* [WRITTEN REQUEST]: Some lines in the records below may hold the word "animal"; give the number of those lines and nothing else.

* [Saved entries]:
────────────────────────────────────────

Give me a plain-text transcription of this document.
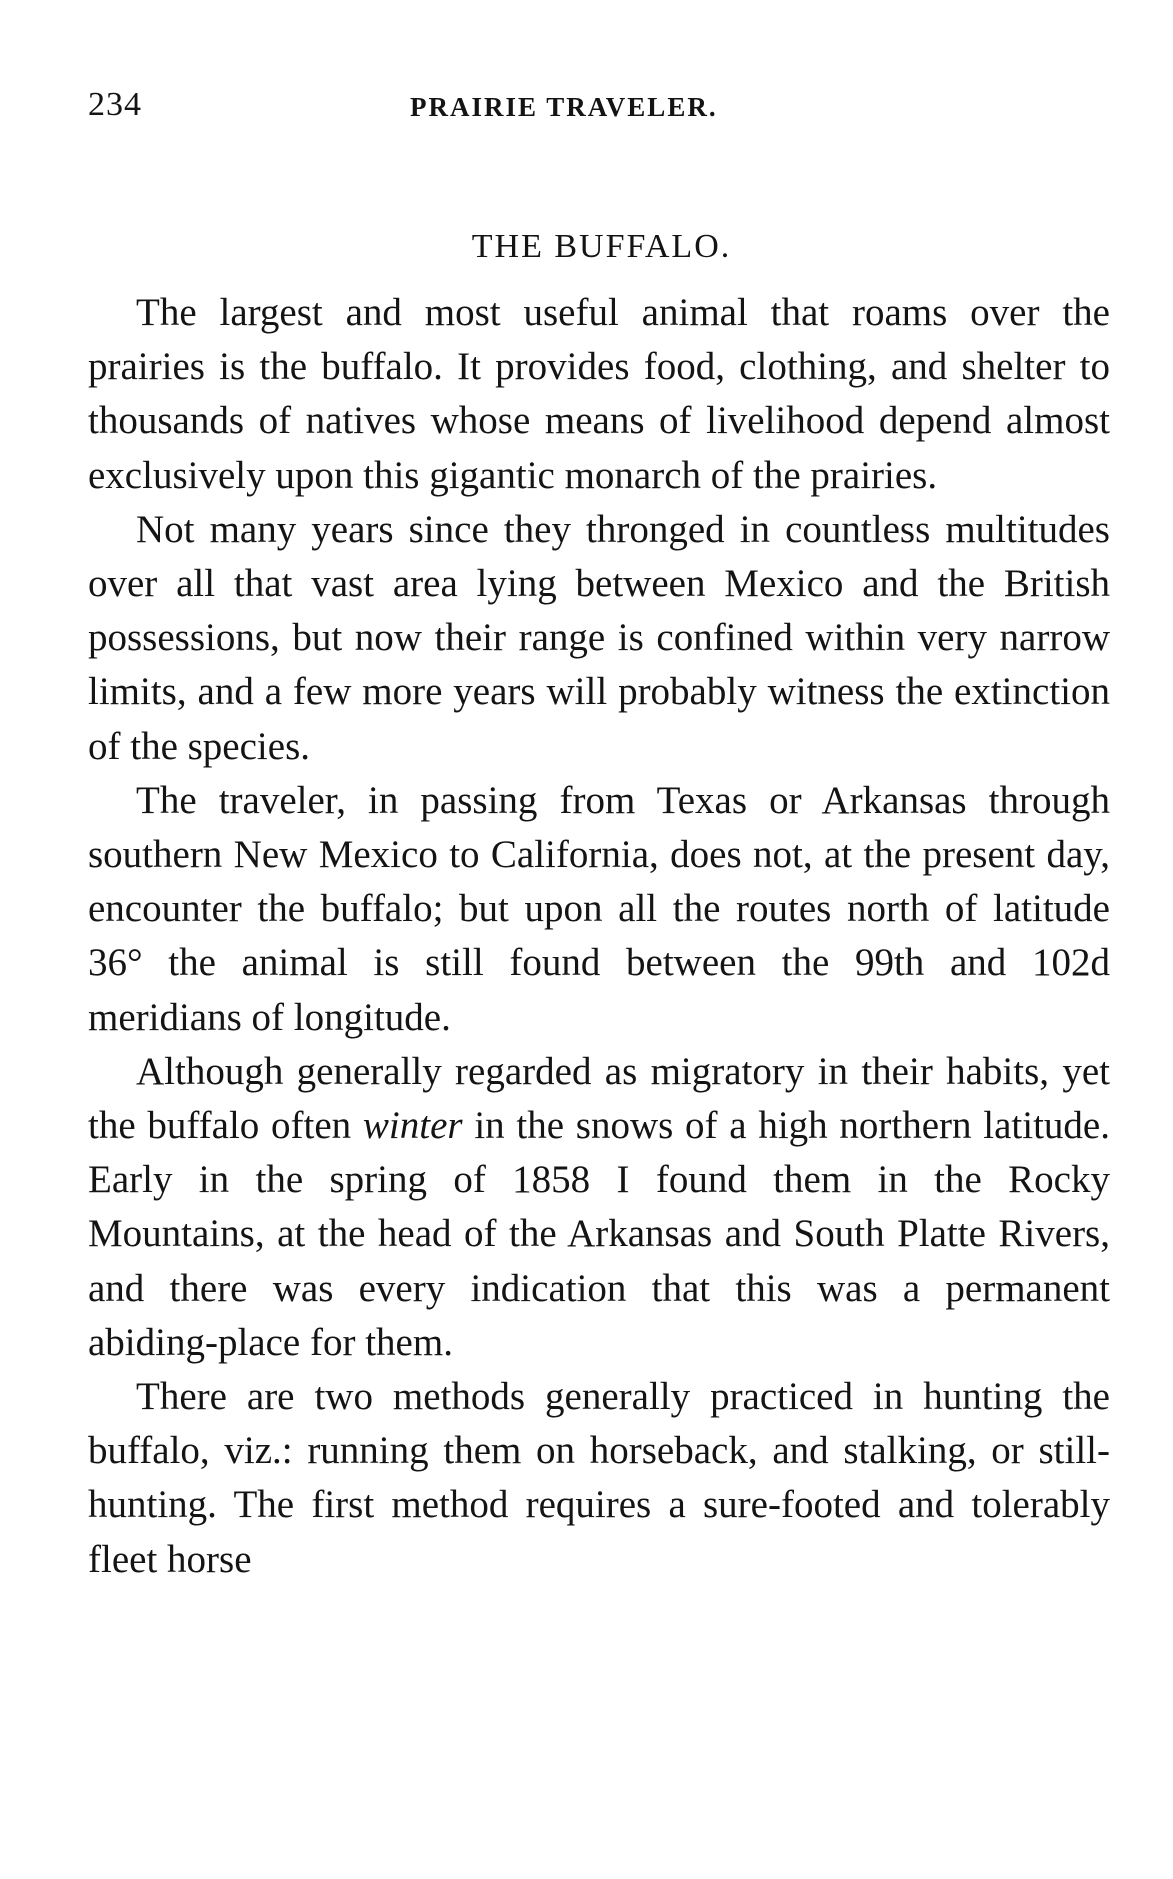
234	PRAIRIE TRAVELER.
THE BUFFALO.

The largest and most useful animal that roams over the prairies is the buffalo. It provides food, clothing, and shelter to thousands of natives whose means of livelihood depend almost exclusively upon this gigantic monarch of the prairies.

Not many years since they thronged in countless multitudes over all that vast area lying between Mexico and the British possessions, but now their range is confined within very narrow limits, and a few more years will probably witness the extinction of the species.

The traveler, in passing from Texas or Arkansas through southern New Mexico to California, does not, at the present day, encounter the buffalo; but upon all the routes north of latitude 36° the animal is still found between the 99th and 102d meridians of longitude.

Although generally regarded as migratory in their habits, yet the buffalo often winter in the snows of a high northern latitude. Early in the spring of 1858 I found them in the Rocky Mountains, at the head of the Arkansas and South Platte Rivers, and there was every indication that this was a permanent abiding-place for them.

There are two methods generally practiced in hunting the buffalo, viz.: running them on horseback, and stalking, or still-hunting. The first method requires a sure-footed and tolerably fleet horse
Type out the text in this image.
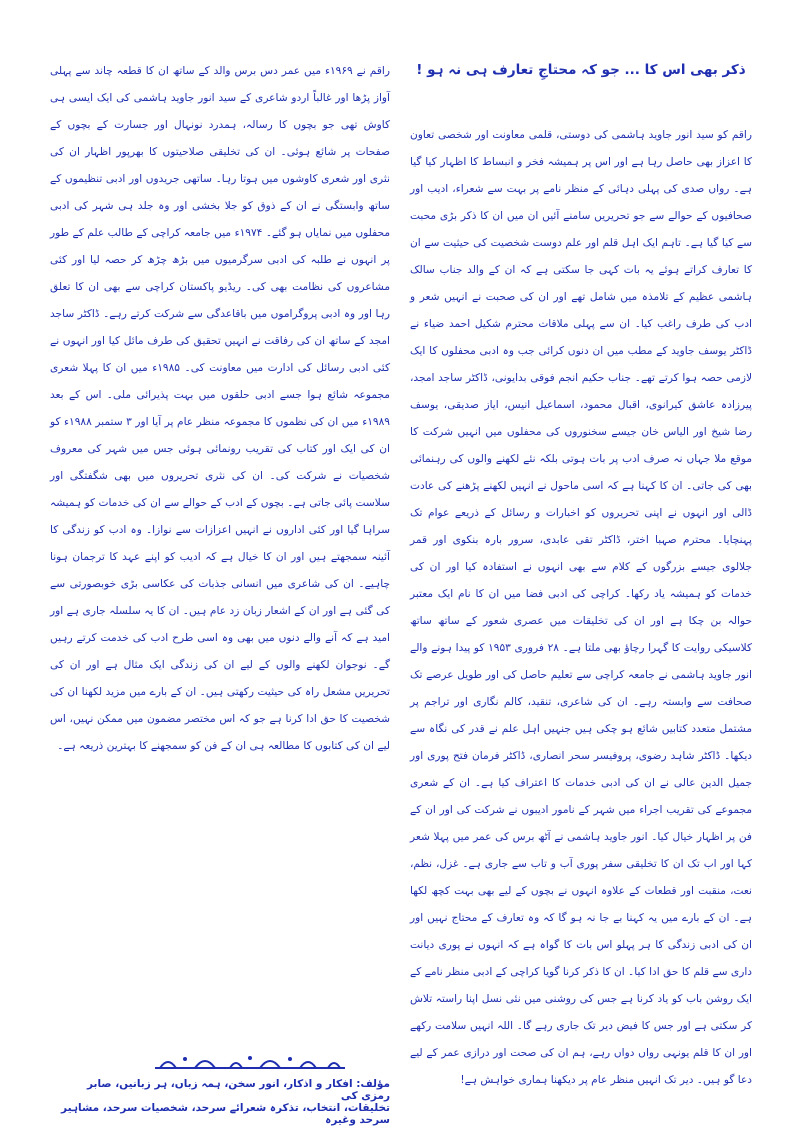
ذکر بھی اس کا ... جو کہ محتاجِ تعارف ہی نہ ہو !

راقم کو سید انور جاوید ہاشمی کی دوستی، قلمی معاونت اور شخصی تعاون کا اعزاز بھی حاصل رہا ہے اور اس پر ہمیشہ فخر و انبساط کا اظہار کیا گیا ہے۔ رواں صدی کی پہلی دہائی کے منظر نامے پر بہت سے شعراء، ادیب اور صحافیوں کے حوالے سے جو تحریریں سامنے آئیں ان میں ان کا ذکر بڑی محبت سے کیا گیا ہے۔ تاہم ایک اہل قلم اور علم دوست شخصیت کی حیثیت سے ان کا تعارف کراتے ہوئے یہ بات کہی جا سکتی ہے کہ ان کے والد جناب سالک ہاشمی عظیم کے تلامذہ میں شامل تھے اور ان کی صحبت نے انہیں شعر و ادب کی طرف راغب کیا۔ ان سے پہلی ملاقات محترم شکیل احمد ضیاء نے ڈاکٹر یوسف جاوید کے مطب میں ان دنوں کرائی جب وہ ادبی محفلوں کا ایک لازمی حصہ ہوا کرتے تھے۔ جناب حکیم انجم فوقی بدایونی، ڈاکٹر ساجد امجد، پیرزادہ عاشق کیرانوی، اقبال محمود، اسماعیل انیس، ایاز صدیقی، یوسف رضا شیخ اور الیاس خان جیسے سخنوروں کی محفلوں میں انہیں شرکت کا موقع ملا جہاں نہ صرف ادب پر بات ہوتی بلکہ نئے لکھنے والوں کی رہنمائی بھی کی جاتی۔ ان کا کہنا ہے کہ اسی ماحول نے انہیں لکھنے پڑھنے کی عادت ڈالی اور انہوں نے اپنی تحریروں کو اخبارات و رسائل کے ذریعے عوام تک پہنچایا۔ محترم صہبا اختر، ڈاکٹر تقی عابدی، سرور بارہ بنکوی اور قمر جلالوی جیسے بزرگوں کے کلام سے بھی انہوں نے استفادہ کیا اور ان کی خدمات کو ہمیشہ یاد رکھا۔ کراچی کی ادبی فضا میں ان کا نام ایک معتبر حوالہ بن چکا ہے اور ان کی تخلیقات میں عصری شعور کے ساتھ ساتھ کلاسیکی روایت کا گہرا رچاؤ بھی ملتا ہے۔ ۲۸ فروری ۱۹۵۳ کو پیدا ہونے والے انور جاوید ہاشمی نے جامعہ کراچی سے تعلیم حاصل کی اور طویل عرصے تک صحافت سے وابستہ رہے۔ ان کی شاعری، تنقید، کالم نگاری اور تراجم پر مشتمل متعدد کتابیں شائع ہو چکی ہیں جنہیں اہل علم نے قدر کی نگاہ سے دیکھا۔ ڈاکٹر شاہد رضوی، پروفیسر سحر انصاری، ڈاکٹر فرمان فتح پوری اور جمیل الدین عالی نے ان کی ادبی خدمات کا اعتراف کیا ہے۔ ان کے شعری مجموعے کی تقریب اجراء میں شہر کے نامور ادیبوں نے شرکت کی اور ان کے فن پر اظہار خیال کیا۔ انور جاوید ہاشمی نے آٹھ برس کی عمر میں پہلا شعر کہا اور اب تک ان کا تخلیقی سفر پوری آب و تاب سے جاری ہے۔ غزل، نظم، نعت، منقبت اور قطعات کے علاوہ انہوں نے بچوں کے لیے بھی بہت کچھ لکھا ہے۔ ان کے بارے میں یہ کہنا بے جا نہ ہو گا کہ وہ تعارف کے محتاج نہیں اور ان کی ادبی زندگی کا ہر پہلو اس بات کا گواہ ہے کہ انہوں نے پوری دیانت داری سے قلم کا حق ادا کیا۔ ان کا ذکر کرنا گویا کراچی کے ادبی منظر نامے کے ایک روشن باب کو یاد کرنا ہے جس کی روشنی میں نئی نسل اپنا راستہ تلاش کر سکتی ہے اور جس کا فیض دیر تک جاری رہے گا۔ اللہ انہیں سلامت رکھے اور ان کا قلم یونہی رواں دواں رہے، ہم ان کی صحت اور درازی عمر کے لیے دعا گو ہیں۔ دیر تک انہیں منظر عام پر دیکھنا ہماری خواہش ہے!

راقم نے ۱۹۶۹ء میں عمر دس برس والد کے ساتھ ان کا قطعہ چاند سے پہلی آواز پڑھا اور غالباً اردو شاعری کے سید انور جاوید ہاشمی کی ایک ایسی ہی کاوش تھی جو بچوں کا رسالہ، ہمدرد نونہال اور جسارت کے بچوں کے صفحات پر شائع ہوئی۔ ان کی تخلیقی صلاحیتوں کا بھرپور اظہار ان کی نثری اور شعری کاوشوں میں ہوتا رہا۔ ساتھی جریدوں اور ادبی تنظیموں کے ساتھ وابستگی نے ان کے ذوق کو جلا بخشی اور وہ جلد ہی شہر کی ادبی محفلوں میں نمایاں ہو گئے۔ ۱۹۷۴ء میں جامعہ کراچی کے طالب علم کے طور پر انہوں نے طلبہ کی ادبی سرگرمیوں میں بڑھ چڑھ کر حصہ لیا اور کئی مشاعروں کی نظامت بھی کی۔ ریڈیو پاکستان کراچی سے بھی ان کا تعلق رہا اور وہ ادبی پروگراموں میں باقاعدگی سے شرکت کرتے رہے۔ ڈاکٹر ساجد امجد کے ساتھ ان کی رفاقت نے انہیں تحقیق کی طرف مائل کیا اور انہوں نے کئی ادبی رسائل کی ادارت میں معاونت کی۔ ۱۹۸۵ء میں ان کا پہلا شعری مجموعہ شائع ہوا جسے ادبی حلقوں میں بہت پذیرائی ملی۔ اس کے بعد ۱۹۸۹ء میں ان کی نظموں کا مجموعہ منظر عام پر آیا اور ۳ ستمبر ۱۹۸۸ء کو ان کی ایک اور کتاب کی تقریب رونمائی ہوئی جس میں شہر کی معروف شخصیات نے شرکت کی۔ ان کی نثری تحریروں میں بھی شگفتگی اور سلاست پائی جاتی ہے۔ بچوں کے ادب کے حوالے سے ان کی خدمات کو ہمیشہ سراہا گیا اور کئی اداروں نے انہیں اعزازات سے نوازا۔ وہ ادب کو زندگی کا آئینہ سمجھتے ہیں اور ان کا خیال ہے کہ ادیب کو اپنے عہد کا ترجمان ہونا چاہیے۔ ان کی شاعری میں انسانی جذبات کی عکاسی بڑی خوبصورتی سے کی گئی ہے اور ان کے اشعار زبان زد عام ہیں۔ ان کا یہ سلسلہ جاری ہے اور امید ہے کہ آنے والے دنوں میں بھی وہ اسی طرح ادب کی خدمت کرتے رہیں گے۔ نوجوان لکھنے والوں کے لیے ان کی زندگی ایک مثال ہے اور ان کی تحریریں مشعل راہ کی حیثیت رکھتی ہیں۔ ان کے بارے میں مزید لکھنا ان کی شخصیت کا حق ادا کرنا ہے جو کہ اس مختصر مضمون میں ممکن نہیں، اس لیے ان کی کتابوں کا مطالعہ ہی ان کے فن کو سمجھنے کا بہترین ذریعہ ہے۔

مؤلف: افکار و اذکار، انور سخن، ہمہ زباں، ہر زبانیں، صابر رمزی کی
تخلیقات، انتخاب، تذکرہ شعرائے سرحد، شخصیات سرحد، مشاہیر سرحد وغیرہ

────────────────────────────────────────

* [OUTPUT FOR THIS EXERCISE]: 2